Dataset entries:
- - -

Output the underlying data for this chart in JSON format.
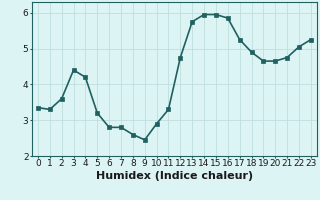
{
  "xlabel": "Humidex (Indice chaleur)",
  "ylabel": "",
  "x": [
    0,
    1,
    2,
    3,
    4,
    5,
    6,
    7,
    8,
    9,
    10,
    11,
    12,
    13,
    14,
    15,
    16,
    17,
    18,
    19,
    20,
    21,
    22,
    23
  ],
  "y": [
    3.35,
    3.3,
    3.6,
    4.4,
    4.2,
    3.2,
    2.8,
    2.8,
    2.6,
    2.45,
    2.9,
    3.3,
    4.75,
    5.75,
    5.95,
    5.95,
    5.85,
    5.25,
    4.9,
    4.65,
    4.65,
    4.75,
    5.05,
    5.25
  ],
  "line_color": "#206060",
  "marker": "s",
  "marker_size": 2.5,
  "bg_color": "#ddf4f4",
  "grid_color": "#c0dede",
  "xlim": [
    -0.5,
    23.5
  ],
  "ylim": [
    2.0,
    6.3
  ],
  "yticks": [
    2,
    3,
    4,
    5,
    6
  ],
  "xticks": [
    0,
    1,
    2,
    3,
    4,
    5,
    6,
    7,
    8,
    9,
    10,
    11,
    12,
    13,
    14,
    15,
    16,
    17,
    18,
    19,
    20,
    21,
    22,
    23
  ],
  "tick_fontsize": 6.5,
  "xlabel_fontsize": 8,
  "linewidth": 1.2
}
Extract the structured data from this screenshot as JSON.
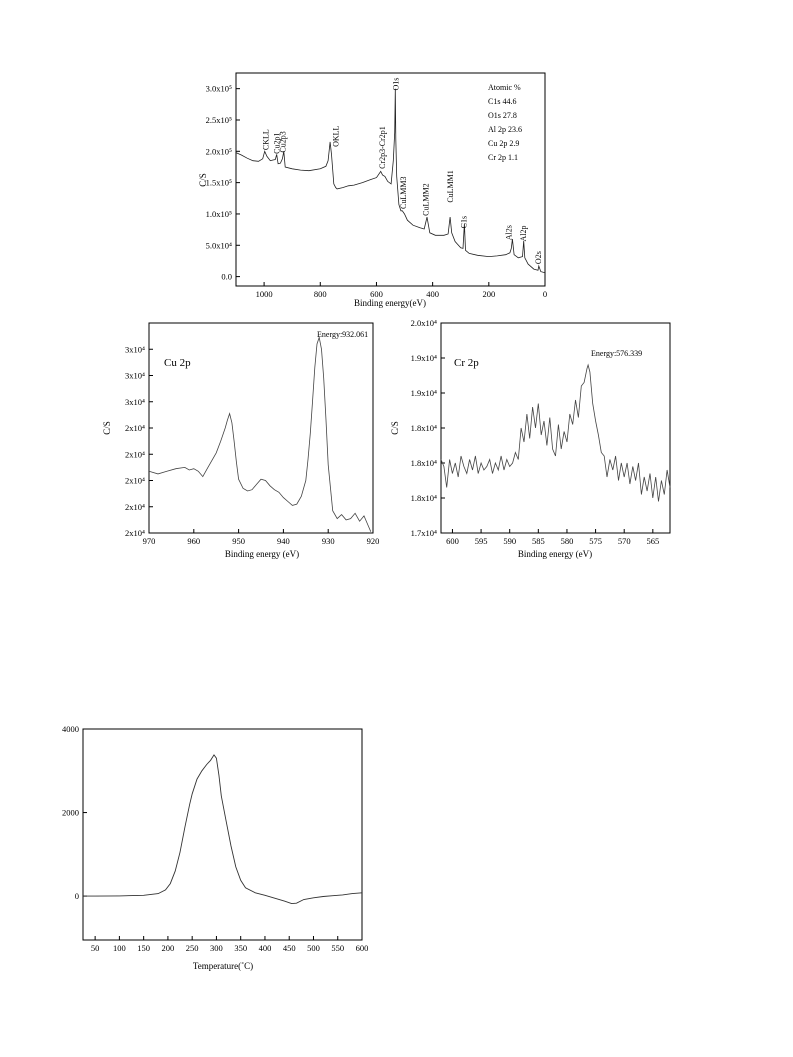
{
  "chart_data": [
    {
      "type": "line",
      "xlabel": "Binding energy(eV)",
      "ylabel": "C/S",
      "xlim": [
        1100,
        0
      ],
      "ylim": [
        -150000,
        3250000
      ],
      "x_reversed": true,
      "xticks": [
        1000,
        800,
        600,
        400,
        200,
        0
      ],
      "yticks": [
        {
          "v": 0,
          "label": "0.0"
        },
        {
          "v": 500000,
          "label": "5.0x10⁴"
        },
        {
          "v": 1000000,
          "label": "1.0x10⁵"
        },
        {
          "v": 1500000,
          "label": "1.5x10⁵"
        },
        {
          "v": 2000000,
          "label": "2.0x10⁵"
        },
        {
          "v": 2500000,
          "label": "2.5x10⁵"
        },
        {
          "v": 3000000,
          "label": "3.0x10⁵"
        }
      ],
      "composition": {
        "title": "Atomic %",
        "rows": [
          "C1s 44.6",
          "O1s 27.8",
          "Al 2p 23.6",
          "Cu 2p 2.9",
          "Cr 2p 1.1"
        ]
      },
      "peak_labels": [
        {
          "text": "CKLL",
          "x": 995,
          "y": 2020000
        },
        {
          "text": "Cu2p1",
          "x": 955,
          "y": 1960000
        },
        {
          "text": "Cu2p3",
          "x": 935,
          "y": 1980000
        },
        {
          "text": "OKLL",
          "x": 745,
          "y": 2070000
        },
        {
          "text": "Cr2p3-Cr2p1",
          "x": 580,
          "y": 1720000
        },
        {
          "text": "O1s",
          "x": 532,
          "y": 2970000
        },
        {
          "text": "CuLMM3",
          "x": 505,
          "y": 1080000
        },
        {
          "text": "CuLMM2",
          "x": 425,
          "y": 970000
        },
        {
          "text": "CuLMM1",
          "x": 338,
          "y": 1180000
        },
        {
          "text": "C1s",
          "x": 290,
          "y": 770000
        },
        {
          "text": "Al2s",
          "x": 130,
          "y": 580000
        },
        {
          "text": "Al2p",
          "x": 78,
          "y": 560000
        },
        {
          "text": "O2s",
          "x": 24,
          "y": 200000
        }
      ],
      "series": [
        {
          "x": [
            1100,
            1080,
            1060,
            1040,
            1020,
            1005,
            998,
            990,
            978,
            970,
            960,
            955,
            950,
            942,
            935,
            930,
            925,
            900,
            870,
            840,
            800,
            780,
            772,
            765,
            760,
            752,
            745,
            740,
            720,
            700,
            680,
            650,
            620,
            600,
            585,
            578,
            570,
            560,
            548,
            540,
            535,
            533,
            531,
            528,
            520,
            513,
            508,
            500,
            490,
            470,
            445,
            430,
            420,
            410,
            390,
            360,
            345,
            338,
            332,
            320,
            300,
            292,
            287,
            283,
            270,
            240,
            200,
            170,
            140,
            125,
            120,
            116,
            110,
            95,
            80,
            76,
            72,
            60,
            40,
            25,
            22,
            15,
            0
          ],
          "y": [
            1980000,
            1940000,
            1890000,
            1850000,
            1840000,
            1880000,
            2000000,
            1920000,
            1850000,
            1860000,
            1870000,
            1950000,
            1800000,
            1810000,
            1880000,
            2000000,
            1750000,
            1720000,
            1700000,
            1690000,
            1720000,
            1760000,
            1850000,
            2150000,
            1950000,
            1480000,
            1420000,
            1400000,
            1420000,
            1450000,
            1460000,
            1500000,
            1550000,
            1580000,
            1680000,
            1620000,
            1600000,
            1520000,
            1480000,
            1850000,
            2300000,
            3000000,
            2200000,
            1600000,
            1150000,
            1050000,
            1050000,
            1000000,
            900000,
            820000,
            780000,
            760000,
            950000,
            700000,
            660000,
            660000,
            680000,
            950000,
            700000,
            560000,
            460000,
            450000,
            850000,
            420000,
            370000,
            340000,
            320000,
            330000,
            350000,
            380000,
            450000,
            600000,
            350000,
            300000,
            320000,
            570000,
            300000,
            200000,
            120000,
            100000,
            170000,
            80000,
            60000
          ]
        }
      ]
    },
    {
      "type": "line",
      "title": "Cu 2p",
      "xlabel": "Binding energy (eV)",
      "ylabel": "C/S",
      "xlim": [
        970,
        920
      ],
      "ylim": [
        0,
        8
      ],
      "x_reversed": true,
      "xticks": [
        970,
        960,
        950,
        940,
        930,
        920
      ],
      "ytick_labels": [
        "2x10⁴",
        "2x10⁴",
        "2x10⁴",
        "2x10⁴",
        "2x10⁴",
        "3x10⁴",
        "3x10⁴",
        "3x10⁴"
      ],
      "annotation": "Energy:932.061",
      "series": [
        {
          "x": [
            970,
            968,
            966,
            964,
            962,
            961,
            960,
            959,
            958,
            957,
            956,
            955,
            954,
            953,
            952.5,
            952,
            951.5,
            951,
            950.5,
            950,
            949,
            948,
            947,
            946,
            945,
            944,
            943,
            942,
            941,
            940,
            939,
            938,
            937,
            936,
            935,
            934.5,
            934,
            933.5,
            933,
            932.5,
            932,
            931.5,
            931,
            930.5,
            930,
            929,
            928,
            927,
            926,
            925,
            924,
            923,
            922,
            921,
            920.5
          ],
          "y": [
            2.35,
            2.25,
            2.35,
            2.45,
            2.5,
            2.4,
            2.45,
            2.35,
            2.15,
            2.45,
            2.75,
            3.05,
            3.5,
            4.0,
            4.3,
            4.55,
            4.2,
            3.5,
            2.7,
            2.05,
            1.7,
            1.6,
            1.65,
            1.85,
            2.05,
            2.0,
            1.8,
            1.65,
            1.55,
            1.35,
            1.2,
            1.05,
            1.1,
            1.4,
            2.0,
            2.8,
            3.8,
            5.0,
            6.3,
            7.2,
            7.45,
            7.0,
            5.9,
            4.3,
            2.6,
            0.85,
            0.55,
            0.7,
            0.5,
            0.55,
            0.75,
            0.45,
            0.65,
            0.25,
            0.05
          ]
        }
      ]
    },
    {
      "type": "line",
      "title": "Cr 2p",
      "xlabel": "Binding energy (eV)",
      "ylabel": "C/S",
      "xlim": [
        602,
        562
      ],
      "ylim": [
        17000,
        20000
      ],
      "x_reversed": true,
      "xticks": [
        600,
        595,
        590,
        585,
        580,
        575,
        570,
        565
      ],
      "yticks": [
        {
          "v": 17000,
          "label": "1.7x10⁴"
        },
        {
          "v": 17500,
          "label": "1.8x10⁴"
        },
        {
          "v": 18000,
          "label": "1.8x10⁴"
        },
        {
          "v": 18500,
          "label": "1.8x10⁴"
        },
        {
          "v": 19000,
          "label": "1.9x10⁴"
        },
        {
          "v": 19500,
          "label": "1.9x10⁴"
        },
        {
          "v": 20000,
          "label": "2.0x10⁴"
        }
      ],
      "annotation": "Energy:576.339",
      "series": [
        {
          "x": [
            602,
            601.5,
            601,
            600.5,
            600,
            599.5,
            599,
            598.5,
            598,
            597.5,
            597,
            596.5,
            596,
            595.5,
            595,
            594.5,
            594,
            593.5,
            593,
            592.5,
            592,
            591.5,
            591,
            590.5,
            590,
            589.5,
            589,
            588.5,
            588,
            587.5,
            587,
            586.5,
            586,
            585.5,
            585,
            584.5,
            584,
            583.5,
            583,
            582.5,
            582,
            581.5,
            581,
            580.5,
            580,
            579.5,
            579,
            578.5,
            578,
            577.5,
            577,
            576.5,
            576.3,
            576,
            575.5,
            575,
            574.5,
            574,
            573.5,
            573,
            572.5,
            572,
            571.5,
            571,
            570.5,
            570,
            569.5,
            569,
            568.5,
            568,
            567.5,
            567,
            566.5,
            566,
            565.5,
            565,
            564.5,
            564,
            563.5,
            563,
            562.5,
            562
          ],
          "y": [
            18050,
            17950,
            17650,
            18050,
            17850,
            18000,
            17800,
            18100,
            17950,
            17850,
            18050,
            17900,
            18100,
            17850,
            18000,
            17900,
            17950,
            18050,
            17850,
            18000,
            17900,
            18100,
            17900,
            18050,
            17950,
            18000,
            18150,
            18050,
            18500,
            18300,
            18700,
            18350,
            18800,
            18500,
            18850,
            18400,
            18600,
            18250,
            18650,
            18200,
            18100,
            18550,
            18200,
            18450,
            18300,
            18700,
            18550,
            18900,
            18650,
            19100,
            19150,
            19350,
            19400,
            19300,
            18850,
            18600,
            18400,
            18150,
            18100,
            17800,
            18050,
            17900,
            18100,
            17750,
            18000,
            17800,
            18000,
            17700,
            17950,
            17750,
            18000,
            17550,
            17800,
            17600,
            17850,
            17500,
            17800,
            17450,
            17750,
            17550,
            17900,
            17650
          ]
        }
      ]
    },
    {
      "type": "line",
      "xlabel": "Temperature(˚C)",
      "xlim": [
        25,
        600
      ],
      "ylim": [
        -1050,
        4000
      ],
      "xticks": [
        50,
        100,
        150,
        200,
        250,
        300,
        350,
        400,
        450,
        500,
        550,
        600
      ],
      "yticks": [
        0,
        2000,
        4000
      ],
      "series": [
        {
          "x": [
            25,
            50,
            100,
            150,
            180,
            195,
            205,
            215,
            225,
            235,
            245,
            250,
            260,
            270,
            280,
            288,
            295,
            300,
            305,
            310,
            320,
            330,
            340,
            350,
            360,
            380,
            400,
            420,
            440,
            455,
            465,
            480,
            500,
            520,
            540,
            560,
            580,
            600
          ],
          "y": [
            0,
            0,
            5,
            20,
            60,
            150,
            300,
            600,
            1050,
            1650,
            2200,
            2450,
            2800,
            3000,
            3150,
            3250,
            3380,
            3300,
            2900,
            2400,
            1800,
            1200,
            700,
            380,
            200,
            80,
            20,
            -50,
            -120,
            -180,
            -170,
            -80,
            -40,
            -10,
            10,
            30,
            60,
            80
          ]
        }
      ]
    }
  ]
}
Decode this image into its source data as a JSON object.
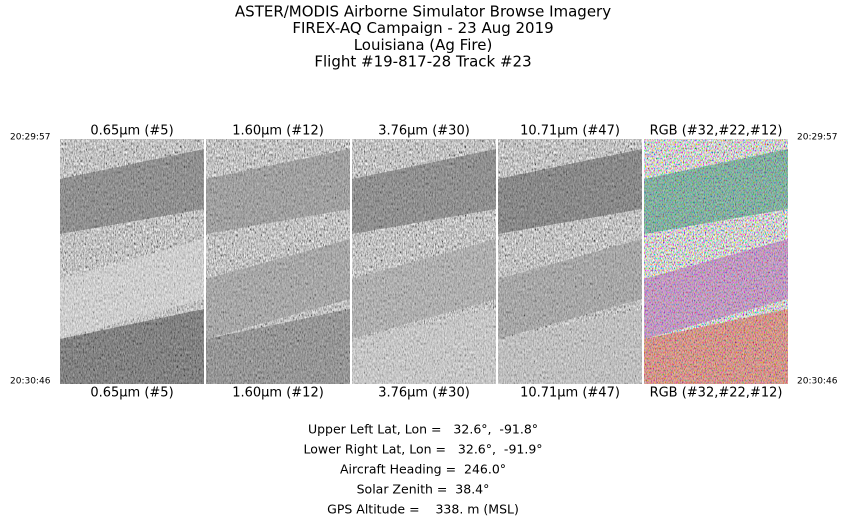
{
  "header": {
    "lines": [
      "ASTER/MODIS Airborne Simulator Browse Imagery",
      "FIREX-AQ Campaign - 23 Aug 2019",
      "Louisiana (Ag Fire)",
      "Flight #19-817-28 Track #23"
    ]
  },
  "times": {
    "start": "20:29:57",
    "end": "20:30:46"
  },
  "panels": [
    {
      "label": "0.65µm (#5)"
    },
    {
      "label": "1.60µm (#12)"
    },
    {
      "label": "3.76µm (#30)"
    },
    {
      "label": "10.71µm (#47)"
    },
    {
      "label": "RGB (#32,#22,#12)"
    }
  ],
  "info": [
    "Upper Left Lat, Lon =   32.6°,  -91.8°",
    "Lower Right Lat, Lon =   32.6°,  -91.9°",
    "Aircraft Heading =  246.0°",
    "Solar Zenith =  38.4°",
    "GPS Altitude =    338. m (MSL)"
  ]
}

- - -

## GIVEN REQUEST
Exclude all pictures and reproduce verbatim the lines running from the line that contains "Decode this image" to the end of the data above, both ends included.

## TASK RESPONSE
Decode this image into its source data as a JSON object.
{
  "header": {
    "lines": [
      "ASTER/MODIS Airborne Simulator Browse Imagery",
      "FIREX-AQ Campaign - 23 Aug 2019",
      "Louisiana (Ag Fire)",
      "Flight #19-817-28 Track #23"
    ]
  },
  "times": {
    "start": "20:29:57",
    "end": "20:30:46"
  },
  "panels": [
    {
      "label": "0.65µm (#5)"
    },
    {
      "label": "1.60µm (#12)"
    },
    {
      "label": "3.76µm (#30)"
    },
    {
      "label": "10.71µm (#47)"
    },
    {
      "label": "RGB (#32,#22,#12)"
    }
  ],
  "info": [
    "Upper Left Lat, Lon =   32.6°,  -91.8°",
    "Lower Right Lat, Lon =   32.6°,  -91.9°",
    "Aircraft Heading =  246.0°",
    "Solar Zenith =  38.4°",
    "GPS Altitude =    338. m (MSL)"
  ]
}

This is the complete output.